## Short task
Filter the entries below, keeping every line that has the word "Özsermaye".

## Data shown
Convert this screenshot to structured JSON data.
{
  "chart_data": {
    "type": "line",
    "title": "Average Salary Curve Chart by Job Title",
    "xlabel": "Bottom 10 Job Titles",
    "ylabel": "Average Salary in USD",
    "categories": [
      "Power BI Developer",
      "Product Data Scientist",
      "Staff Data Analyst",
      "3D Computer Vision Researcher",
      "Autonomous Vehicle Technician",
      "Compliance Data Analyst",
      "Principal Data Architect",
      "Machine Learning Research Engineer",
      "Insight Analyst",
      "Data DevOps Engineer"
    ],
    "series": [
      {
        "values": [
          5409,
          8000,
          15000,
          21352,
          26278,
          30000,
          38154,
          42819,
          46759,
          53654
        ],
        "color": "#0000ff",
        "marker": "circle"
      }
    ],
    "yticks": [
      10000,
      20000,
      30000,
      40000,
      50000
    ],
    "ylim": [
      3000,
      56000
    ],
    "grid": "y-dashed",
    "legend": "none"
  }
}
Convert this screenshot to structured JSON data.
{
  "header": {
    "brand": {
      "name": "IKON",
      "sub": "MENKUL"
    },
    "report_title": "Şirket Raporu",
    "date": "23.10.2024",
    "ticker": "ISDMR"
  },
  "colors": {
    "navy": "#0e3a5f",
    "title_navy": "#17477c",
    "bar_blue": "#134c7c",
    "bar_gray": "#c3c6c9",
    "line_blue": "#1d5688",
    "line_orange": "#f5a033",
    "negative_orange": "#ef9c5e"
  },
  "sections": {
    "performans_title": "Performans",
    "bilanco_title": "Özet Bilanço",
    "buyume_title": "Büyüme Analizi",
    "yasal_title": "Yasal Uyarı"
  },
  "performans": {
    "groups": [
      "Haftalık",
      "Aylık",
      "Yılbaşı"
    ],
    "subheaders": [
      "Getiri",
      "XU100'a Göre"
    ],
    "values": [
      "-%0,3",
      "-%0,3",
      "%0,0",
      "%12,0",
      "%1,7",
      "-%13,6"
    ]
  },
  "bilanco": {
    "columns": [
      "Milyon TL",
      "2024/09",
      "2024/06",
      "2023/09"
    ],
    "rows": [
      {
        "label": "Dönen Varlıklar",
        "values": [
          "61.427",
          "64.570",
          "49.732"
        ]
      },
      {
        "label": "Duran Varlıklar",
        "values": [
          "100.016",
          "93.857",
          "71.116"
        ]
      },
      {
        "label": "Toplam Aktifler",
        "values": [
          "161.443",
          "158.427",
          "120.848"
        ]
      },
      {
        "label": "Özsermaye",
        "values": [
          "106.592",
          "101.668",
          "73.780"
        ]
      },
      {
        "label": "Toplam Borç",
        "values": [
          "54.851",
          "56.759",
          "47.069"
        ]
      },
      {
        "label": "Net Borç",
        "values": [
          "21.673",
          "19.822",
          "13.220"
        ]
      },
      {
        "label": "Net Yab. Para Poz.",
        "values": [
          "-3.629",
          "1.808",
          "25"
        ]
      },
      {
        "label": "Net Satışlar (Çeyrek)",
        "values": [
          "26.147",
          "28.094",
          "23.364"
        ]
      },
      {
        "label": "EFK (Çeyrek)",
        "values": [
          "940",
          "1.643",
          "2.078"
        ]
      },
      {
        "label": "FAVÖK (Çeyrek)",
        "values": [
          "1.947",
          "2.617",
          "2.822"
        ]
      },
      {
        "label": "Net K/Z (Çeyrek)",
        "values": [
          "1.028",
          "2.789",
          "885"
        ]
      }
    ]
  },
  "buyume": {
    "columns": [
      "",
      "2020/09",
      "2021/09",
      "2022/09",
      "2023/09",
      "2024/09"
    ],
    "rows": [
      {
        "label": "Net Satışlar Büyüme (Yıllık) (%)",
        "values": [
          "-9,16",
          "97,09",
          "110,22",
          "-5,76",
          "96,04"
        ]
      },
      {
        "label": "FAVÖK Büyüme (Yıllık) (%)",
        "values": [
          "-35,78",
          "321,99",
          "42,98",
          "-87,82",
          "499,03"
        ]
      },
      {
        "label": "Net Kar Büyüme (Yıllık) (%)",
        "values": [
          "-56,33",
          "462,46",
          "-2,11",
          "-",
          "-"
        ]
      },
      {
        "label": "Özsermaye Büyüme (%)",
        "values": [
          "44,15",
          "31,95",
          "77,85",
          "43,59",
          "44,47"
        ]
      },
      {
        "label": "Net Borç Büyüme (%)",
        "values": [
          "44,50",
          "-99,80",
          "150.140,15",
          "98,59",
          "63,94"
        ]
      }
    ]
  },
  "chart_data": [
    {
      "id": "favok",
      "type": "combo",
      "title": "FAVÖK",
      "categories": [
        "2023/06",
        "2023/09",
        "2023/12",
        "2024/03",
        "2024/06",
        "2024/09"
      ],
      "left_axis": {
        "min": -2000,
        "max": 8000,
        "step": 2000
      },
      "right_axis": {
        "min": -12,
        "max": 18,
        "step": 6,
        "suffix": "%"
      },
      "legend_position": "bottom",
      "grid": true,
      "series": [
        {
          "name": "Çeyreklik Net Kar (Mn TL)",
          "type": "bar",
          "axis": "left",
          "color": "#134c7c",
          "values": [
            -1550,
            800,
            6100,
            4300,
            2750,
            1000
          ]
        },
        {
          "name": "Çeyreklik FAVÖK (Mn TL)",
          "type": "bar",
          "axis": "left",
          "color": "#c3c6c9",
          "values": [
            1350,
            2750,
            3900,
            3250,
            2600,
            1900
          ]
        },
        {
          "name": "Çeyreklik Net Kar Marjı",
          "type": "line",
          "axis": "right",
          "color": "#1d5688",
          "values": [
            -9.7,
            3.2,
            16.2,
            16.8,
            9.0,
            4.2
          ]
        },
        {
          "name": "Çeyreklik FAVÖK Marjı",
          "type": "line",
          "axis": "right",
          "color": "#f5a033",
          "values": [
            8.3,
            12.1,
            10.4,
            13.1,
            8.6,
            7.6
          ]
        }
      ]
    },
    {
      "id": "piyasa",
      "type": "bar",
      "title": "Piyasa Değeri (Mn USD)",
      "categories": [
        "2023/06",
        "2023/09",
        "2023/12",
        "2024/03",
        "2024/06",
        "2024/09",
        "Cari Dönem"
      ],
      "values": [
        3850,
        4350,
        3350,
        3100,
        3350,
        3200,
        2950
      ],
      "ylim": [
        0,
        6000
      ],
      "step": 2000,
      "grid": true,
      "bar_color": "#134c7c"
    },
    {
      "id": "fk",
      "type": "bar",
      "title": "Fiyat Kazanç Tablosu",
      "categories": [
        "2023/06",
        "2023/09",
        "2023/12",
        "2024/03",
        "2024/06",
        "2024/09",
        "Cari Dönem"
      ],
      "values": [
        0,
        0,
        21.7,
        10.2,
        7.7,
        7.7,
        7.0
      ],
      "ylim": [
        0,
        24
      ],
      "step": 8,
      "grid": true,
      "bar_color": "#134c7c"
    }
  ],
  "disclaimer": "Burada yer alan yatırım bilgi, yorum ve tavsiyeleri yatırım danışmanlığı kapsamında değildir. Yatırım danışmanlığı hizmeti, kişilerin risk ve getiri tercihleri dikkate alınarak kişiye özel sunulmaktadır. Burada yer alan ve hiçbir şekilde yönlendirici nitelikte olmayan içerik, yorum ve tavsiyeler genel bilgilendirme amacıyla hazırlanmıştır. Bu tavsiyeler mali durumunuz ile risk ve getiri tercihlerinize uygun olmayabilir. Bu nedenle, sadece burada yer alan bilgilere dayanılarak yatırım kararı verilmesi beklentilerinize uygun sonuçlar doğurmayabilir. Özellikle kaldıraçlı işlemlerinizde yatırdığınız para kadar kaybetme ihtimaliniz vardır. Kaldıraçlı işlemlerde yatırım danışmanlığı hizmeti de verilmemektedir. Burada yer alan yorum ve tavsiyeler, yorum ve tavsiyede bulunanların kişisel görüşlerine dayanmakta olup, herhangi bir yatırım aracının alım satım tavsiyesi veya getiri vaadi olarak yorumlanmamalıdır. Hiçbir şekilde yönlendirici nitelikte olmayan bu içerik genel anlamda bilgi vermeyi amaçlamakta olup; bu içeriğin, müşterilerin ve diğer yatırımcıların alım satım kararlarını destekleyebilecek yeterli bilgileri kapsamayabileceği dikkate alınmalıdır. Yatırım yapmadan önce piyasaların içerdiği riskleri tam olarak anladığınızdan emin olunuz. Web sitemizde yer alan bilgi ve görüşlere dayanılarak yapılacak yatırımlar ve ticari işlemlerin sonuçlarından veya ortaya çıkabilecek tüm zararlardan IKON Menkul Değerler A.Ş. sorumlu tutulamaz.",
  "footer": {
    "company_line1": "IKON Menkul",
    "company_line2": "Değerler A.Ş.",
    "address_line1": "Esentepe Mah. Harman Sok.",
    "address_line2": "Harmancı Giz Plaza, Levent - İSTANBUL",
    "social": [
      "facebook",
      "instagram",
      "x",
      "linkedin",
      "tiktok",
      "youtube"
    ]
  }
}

## Full response
        "label": "Özsermaye",
        "label": "Özsermaye Büyüme (%)",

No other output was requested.